:: The input

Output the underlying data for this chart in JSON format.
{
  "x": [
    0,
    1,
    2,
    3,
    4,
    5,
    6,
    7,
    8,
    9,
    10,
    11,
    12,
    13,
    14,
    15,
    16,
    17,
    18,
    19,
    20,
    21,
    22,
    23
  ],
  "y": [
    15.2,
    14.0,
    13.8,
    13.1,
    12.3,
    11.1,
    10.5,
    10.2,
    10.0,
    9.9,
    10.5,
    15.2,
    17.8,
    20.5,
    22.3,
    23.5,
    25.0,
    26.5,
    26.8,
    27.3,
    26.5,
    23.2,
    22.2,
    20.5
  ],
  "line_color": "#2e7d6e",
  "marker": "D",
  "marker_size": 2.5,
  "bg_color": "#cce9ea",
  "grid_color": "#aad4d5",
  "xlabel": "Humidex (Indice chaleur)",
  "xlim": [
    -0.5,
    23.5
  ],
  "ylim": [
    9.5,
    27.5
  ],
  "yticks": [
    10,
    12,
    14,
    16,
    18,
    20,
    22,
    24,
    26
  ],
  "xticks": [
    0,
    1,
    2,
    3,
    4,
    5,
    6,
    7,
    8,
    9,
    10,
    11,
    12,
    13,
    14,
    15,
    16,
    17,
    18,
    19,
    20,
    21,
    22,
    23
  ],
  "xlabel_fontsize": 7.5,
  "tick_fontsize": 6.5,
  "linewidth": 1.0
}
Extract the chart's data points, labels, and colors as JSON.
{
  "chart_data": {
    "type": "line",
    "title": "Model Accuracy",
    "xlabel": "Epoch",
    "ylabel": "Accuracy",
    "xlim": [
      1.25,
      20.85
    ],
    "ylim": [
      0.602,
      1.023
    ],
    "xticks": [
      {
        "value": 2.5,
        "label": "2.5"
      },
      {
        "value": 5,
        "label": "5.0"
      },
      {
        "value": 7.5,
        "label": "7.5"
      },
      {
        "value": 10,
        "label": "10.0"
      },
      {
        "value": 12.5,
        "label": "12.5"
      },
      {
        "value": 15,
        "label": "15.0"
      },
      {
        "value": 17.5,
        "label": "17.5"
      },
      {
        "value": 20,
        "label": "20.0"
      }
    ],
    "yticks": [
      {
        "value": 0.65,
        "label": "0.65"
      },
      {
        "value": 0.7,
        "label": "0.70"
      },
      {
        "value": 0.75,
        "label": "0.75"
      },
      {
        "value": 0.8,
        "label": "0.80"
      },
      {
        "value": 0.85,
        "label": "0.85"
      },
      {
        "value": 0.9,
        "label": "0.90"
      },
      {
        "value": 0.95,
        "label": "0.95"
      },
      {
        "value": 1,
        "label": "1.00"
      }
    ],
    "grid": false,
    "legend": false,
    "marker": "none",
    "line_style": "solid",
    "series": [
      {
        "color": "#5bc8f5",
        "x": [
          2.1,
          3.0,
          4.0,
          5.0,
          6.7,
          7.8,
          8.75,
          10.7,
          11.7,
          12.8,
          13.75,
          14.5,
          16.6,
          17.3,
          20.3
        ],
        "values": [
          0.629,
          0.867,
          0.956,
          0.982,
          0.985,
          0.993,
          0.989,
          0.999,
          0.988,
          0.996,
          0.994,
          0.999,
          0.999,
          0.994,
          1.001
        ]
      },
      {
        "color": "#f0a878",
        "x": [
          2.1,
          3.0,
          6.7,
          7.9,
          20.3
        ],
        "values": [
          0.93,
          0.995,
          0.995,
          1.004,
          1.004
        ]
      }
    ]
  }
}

::::

● **Problem statement**: Please repeat the listing exactly, with nothing left out.

● **Final result**:
Output the underlying data for this chart in JSON format.
{
  "x": [
    0,
    1,
    2,
    3,
    4,
    5,
    6,
    7,
    8,
    9,
    10,
    11,
    12,
    13,
    14,
    15,
    16,
    17,
    18,
    19,
    20,
    21,
    22,
    23
  ],
  "y": [
    15.2,
    14.0,
    13.8,
    13.1,
    12.3,
    11.1,
    10.5,
    10.2,
    10.0,
    9.9,
    10.5,
    15.2,
    17.8,
    20.5,
    22.3,
    23.5,
    25.0,
    26.5,
    26.8,
    27.3,
    26.5,
    23.2,
    22.2,
    20.5
  ],
  "line_color": "#2e7d6e",
  "marker": "D",
  "marker_size": 2.5,
  "bg_color": "#cce9ea",
  "grid_color": "#aad4d5",
  "xlabel": "Humidex (Indice chaleur)",
  "xlim": [
    -0.5,
    23.5
  ],
  "ylim": [
    9.5,
    27.5
  ],
  "yticks": [
    10,
    12,
    14,
    16,
    18,
    20,
    22,
    24,
    26
  ],
  "xticks": [
    0,
    1,
    2,
    3,
    4,
    5,
    6,
    7,
    8,
    9,
    10,
    11,
    12,
    13,
    14,
    15,
    16,
    17,
    18,
    19,
    20,
    21,
    22,
    23
  ],
  "xlabel_fontsize": 7.5,
  "tick_fontsize": 6.5,
  "linewidth": 1.0
}
Extract the chart's data points, labels, and colors as JSON.
{
  "chart_data": {
    "type": "line",
    "title": "Model Accuracy",
    "xlabel": "Epoch",
    "ylabel": "Accuracy",
    "xlim": [
      1.25,
      20.85
    ],
    "ylim": [
      0.602,
      1.023
    ],
    "xticks": [
      {
        "value": 2.5,
        "label": "2.5"
      },
      {
        "value": 5,
        "label": "5.0"
      },
      {
        "value": 7.5,
        "label": "7.5"
      },
      {
        "value": 10,
        "label": "10.0"
      },
      {
        "value": 12.5,
        "label": "12.5"
      },
      {
        "value": 15,
        "label": "15.0"
      },
      {
        "value": 17.5,
        "label": "17.5"
      },
      {
        "value": 20,
        "label": "20.0"
      }
    ],
    "yticks": [
      {
        "value": 0.65,
        "label": "0.65"
      },
      {
        "value": 0.7,
        "label": "0.70"
      },
      {
        "value": 0.75,
        "label": "0.75"
      },
      {
        "value": 0.8,
        "label": "0.80"
      },
      {
        "value": 0.85,
        "label": "0.85"
      },
      {
        "value": 0.9,
        "label": "0.90"
      },
      {
        "value": 0.95,
        "label": "0.95"
      },
      {
        "value": 1,
        "label": "1.00"
      }
    ],
    "grid": false,
    "legend": false,
    "marker": "none",
    "line_style": "solid",
    "series": [
      {
        "color": "#5bc8f5",
        "x": [
          2.1,
          3.0,
          4.0,
          5.0,
          6.7,
          7.8,
          8.75,
          10.7,
          11.7,
          12.8,
          13.75,
          14.5,
          16.6,
          17.3,
          20.3
        ],
        "values": [
          0.629,
          0.867,
          0.956,
          0.982,
          0.985,
          0.993,
          0.989,
          0.999,
          0.988,
          0.996,
          0.994,
          0.999,
          0.999,
          0.994,
          1.001
        ]
      },
      {
        "color": "#f0a878",
        "x": [
          2.1,
          3.0,
          6.7,
          7.9,
          20.3
        ],
        "values": [
          0.93,
          0.995,
          0.995,
          1.004,
          1.004
        ]
      }
    ]
  }
}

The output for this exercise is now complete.